WRITTEN EXERCISE → Write out the listing in full, matching it word for word.

================

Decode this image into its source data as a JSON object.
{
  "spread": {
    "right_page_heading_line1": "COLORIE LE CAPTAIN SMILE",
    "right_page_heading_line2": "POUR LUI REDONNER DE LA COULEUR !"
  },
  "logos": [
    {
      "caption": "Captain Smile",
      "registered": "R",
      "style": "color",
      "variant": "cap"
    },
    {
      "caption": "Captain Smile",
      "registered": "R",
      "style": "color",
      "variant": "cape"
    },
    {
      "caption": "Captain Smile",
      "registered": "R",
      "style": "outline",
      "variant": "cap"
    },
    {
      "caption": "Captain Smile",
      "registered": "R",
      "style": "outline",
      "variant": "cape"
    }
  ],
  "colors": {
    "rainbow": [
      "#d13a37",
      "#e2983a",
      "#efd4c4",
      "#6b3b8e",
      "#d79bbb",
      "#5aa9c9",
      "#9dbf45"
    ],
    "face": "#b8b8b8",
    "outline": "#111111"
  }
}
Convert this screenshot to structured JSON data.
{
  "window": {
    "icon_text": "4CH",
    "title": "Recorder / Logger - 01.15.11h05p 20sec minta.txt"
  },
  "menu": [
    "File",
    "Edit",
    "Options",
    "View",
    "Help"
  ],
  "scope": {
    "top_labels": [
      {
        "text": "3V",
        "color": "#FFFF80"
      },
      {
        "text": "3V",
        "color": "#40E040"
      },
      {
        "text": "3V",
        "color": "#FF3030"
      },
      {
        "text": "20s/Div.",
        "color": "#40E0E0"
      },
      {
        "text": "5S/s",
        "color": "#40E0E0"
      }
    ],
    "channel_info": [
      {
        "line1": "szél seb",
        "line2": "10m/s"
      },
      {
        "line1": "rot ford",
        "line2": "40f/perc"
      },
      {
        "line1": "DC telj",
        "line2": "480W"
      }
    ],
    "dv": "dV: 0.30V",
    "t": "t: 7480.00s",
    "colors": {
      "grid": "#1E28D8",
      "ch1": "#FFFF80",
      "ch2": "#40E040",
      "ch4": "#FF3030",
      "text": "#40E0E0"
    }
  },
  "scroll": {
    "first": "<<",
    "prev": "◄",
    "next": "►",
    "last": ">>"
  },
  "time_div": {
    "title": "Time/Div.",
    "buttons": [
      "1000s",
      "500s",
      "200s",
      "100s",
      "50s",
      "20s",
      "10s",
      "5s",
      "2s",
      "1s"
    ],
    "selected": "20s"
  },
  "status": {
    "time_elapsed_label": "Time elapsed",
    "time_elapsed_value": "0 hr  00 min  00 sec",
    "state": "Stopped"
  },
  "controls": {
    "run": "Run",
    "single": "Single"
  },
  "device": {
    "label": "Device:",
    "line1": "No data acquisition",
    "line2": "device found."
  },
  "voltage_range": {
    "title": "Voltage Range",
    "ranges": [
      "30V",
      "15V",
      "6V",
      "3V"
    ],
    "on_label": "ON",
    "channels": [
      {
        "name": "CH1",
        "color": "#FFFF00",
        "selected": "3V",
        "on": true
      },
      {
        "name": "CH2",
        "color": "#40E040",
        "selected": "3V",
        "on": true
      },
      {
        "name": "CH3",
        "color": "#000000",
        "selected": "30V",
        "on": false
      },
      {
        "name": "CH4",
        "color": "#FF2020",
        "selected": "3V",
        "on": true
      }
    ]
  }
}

================

FINAL ANSWER →
Decode this image into its source data as a JSON object.
{
  "spread": {
    "right_page_heading_line1": "COLORIE LE CAPTAIN SMILE",
    "right_page_heading_line2": "POUR LUI REDONNER DE LA COULEUR !"
  },
  "logos": [
    {
      "caption": "Captain Smile",
      "registered": "R",
      "style": "color",
      "variant": "cap"
    },
    {
      "caption": "Captain Smile",
      "registered": "R",
      "style": "color",
      "variant": "cape"
    },
    {
      "caption": "Captain Smile",
      "registered": "R",
      "style": "outline",
      "variant": "cap"
    },
    {
      "caption": "Captain Smile",
      "registered": "R",
      "style": "outline",
      "variant": "cape"
    }
  ],
  "colors": {
    "rainbow": [
      "#d13a37",
      "#e2983a",
      "#efd4c4",
      "#6b3b8e",
      "#d79bbb",
      "#5aa9c9",
      "#9dbf45"
    ],
    "face": "#b8b8b8",
    "outline": "#111111"
  }
}
Convert this screenshot to structured JSON data.
{
  "window": {
    "icon_text": "4CH",
    "title": "Recorder / Logger - 01.15.11h05p 20sec minta.txt"
  },
  "menu": [
    "File",
    "Edit",
    "Options",
    "View",
    "Help"
  ],
  "scope": {
    "top_labels": [
      {
        "text": "3V",
        "color": "#FFFF80"
      },
      {
        "text": "3V",
        "color": "#40E040"
      },
      {
        "text": "3V",
        "color": "#FF3030"
      },
      {
        "text": "20s/Div.",
        "color": "#40E0E0"
      },
      {
        "text": "5S/s",
        "color": "#40E0E0"
      }
    ],
    "channel_info": [
      {
        "line1": "szél seb",
        "line2": "10m/s"
      },
      {
        "line1": "rot ford",
        "line2": "40f/perc"
      },
      {
        "line1": "DC telj",
        "line2": "480W"
      }
    ],
    "dv": "dV: 0.30V",
    "t": "t: 7480.00s",
    "colors": {
      "grid": "#1E28D8",
      "ch1": "#FFFF80",
      "ch2": "#40E040",
      "ch4": "#FF3030",
      "text": "#40E0E0"
    }
  },
  "scroll": {
    "first": "<<",
    "prev": "◄",
    "next": "►",
    "last": ">>"
  },
  "time_div": {
    "title": "Time/Div.",
    "buttons": [
      "1000s",
      "500s",
      "200s",
      "100s",
      "50s",
      "20s",
      "10s",
      "5s",
      "2s",
      "1s"
    ],
    "selected": "20s"
  },
  "status": {
    "time_elapsed_label": "Time elapsed",
    "time_elapsed_value": "0 hr  00 min  00 sec",
    "state": "Stopped"
  },
  "controls": {
    "run": "Run",
    "single": "Single"
  },
  "device": {
    "label": "Device:",
    "line1": "No data acquisition",
    "line2": "device found."
  },
  "voltage_range": {
    "title": "Voltage Range",
    "ranges": [
      "30V",
      "15V",
      "6V",
      "3V"
    ],
    "on_label": "ON",
    "channels": [
      {
        "name": "CH1",
        "color": "#FFFF00",
        "selected": "3V",
        "on": true
      },
      {
        "name": "CH2",
        "color": "#40E040",
        "selected": "3V",
        "on": true
      },
      {
        "name": "CH3",
        "color": "#000000",
        "selected": "30V",
        "on": false
      },
      {
        "name": "CH4",
        "color": "#FF2020",
        "selected": "3V",
        "on": true
      }
    ]
  }
}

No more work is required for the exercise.